Images excluded, repeat each entry below exactly.

(Saved data entries)
# # # #

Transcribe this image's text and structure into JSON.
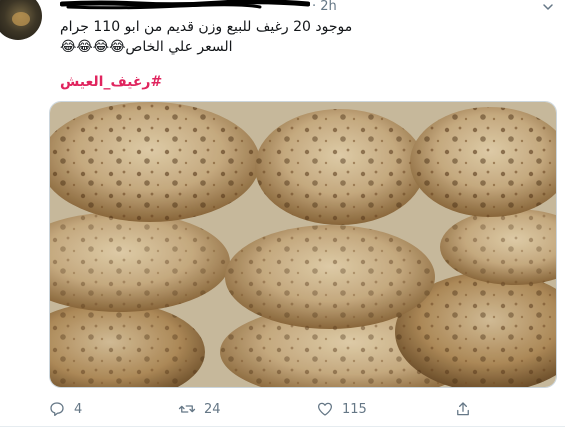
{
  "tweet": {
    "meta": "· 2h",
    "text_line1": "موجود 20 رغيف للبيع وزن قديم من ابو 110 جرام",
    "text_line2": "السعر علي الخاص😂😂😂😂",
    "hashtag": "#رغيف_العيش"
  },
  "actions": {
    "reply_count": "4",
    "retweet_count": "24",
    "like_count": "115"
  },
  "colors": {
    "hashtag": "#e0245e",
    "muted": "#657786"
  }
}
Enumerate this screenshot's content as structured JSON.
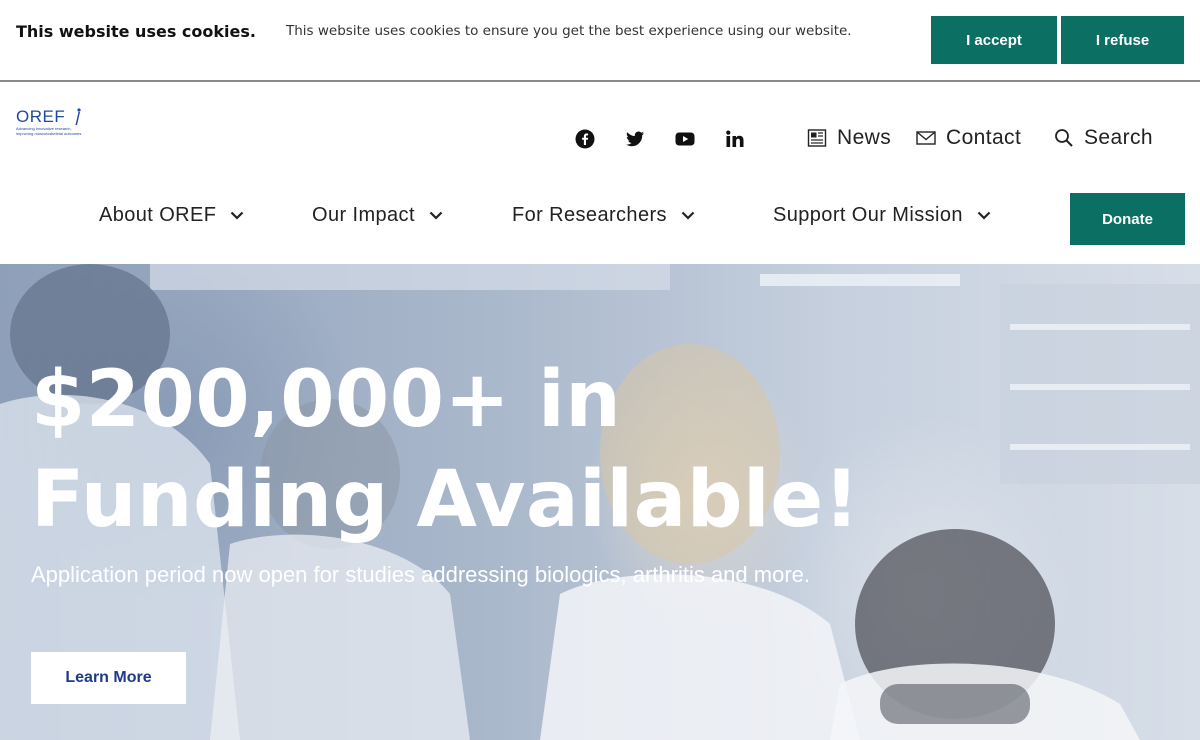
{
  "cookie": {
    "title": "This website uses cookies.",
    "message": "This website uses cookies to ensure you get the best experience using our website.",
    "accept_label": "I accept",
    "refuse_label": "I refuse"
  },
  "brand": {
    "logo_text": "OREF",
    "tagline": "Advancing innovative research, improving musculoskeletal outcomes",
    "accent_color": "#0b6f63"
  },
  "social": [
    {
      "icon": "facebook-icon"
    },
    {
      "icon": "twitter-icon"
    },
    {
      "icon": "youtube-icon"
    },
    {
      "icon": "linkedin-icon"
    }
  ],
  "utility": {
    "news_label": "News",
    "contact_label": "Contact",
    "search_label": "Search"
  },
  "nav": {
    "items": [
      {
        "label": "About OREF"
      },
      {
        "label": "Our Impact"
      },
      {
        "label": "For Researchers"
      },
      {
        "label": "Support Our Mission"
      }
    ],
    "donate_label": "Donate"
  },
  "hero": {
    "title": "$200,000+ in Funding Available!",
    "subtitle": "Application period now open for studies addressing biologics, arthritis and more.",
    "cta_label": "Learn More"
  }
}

# # # #

◆ TASK OUTPUT ◆
Transcribe this image's text and structure into JSON.
{
  "tweet": {
    "meta": "· 2h",
    "text_line1": "موجود 20 رغيف للبيع وزن قديم من ابو 110 جرام",
    "text_line2": "السعر علي الخاص😂😂😂😂",
    "hashtag": "#رغيف_العيش"
  },
  "actions": {
    "reply_count": "4",
    "retweet_count": "24",
    "like_count": "115"
  },
  "colors": {
    "hashtag": "#e0245e",
    "muted": "#657786"
  }
}
Enumerate this screenshot's content as structured JSON.
{
  "cookie": {
    "title": "This website uses cookies.",
    "message": "This website uses cookies to ensure you get the best experience using our website.",
    "accept_label": "I accept",
    "refuse_label": "I refuse"
  },
  "brand": {
    "logo_text": "OREF",
    "tagline": "Advancing innovative research, improving musculoskeletal outcomes",
    "accent_color": "#0b6f63"
  },
  "social": [
    {
      "icon": "facebook-icon"
    },
    {
      "icon": "twitter-icon"
    },
    {
      "icon": "youtube-icon"
    },
    {
      "icon": "linkedin-icon"
    }
  ],
  "utility": {
    "news_label": "News",
    "contact_label": "Contact",
    "search_label": "Search"
  },
  "nav": {
    "items": [
      {
        "label": "About OREF"
      },
      {
        "label": "Our Impact"
      },
      {
        "label": "For Researchers"
      },
      {
        "label": "Support Our Mission"
      }
    ],
    "donate_label": "Donate"
  },
  "hero": {
    "title": "$200,000+ in Funding Available!",
    "subtitle": "Application period now open for studies addressing biologics, arthritis and more.",
    "cta_label": "Learn More"
  }
}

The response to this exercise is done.